What is expected -> Gather, from the listing beneath this task, every line holding the string "всех".

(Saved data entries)
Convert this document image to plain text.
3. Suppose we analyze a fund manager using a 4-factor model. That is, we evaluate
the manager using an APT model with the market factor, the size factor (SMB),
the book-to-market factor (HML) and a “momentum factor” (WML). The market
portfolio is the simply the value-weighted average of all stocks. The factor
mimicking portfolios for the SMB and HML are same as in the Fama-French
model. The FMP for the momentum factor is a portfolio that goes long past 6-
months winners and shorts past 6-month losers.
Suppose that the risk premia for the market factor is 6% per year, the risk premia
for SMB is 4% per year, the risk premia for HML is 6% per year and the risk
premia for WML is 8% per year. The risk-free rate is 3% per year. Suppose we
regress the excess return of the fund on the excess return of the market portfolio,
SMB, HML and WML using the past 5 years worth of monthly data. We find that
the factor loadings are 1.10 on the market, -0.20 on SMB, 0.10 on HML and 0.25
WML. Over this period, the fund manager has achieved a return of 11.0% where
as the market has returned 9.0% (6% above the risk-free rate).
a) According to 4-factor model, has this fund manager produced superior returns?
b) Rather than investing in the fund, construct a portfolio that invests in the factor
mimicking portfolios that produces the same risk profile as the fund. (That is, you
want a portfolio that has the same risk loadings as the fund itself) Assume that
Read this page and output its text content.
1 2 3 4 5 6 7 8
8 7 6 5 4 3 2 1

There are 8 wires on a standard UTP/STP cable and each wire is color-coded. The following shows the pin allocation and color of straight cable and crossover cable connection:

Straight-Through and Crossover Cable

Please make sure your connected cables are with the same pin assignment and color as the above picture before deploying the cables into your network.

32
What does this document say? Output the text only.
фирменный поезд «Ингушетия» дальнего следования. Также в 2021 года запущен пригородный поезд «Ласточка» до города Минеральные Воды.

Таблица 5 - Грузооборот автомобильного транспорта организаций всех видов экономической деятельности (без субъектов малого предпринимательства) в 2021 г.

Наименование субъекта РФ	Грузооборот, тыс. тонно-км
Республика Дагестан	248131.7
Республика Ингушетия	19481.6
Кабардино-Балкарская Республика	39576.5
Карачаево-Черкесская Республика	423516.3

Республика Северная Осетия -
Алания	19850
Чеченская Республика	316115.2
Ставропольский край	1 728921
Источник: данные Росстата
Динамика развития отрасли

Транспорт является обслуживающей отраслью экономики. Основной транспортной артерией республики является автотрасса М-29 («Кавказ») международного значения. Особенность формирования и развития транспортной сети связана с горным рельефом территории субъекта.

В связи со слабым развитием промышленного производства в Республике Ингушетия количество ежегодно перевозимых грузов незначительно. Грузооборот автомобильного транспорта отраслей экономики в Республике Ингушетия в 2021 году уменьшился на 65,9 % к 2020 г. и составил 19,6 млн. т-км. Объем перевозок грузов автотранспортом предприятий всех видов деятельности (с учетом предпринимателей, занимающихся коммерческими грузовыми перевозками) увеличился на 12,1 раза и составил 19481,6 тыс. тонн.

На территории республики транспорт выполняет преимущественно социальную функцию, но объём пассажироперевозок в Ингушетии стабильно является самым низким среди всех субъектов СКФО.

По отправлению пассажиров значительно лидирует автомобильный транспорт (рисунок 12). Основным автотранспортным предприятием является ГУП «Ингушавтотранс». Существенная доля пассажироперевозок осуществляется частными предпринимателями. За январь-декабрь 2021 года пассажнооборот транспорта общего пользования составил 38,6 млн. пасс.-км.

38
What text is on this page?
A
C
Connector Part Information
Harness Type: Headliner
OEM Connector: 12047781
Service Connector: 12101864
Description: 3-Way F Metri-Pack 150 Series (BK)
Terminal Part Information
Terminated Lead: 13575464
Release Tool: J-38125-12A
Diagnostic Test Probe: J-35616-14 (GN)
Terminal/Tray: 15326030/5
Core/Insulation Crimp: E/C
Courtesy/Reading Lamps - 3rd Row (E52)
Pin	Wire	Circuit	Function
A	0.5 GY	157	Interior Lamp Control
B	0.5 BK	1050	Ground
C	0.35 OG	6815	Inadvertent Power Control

Correct response ->
Таблица 5 - Грузооборот автомобильного транспорта организаций всех видов экономической деятельности (без субъектов малого предпринимательства) в 2021 г.
В связи со слабым развитием промышленного производства в Республике Ингушетия количество ежегодно перевозимых грузов незначительно. Грузооборот автомобильного транспорта отраслей экономики в Республике Ингушетия в 2021 году уменьшился на 65,9 % к 2020 г. и составил 19,6 млн. т-км. Объем перевозок грузов автотранспортом предприятий всех видов деятельности (с учетом предпринимателей, занимающихся коммерческими грузовыми перевозками) увеличился на 12,1 раза и составил 19481,6 тыс. тонн.
На территории республики транспорт выполняет преимущественно социальную функцию, но объём пассажироперевозок в Ингушетии стабильно является самым низким среди всех субъектов СКФО.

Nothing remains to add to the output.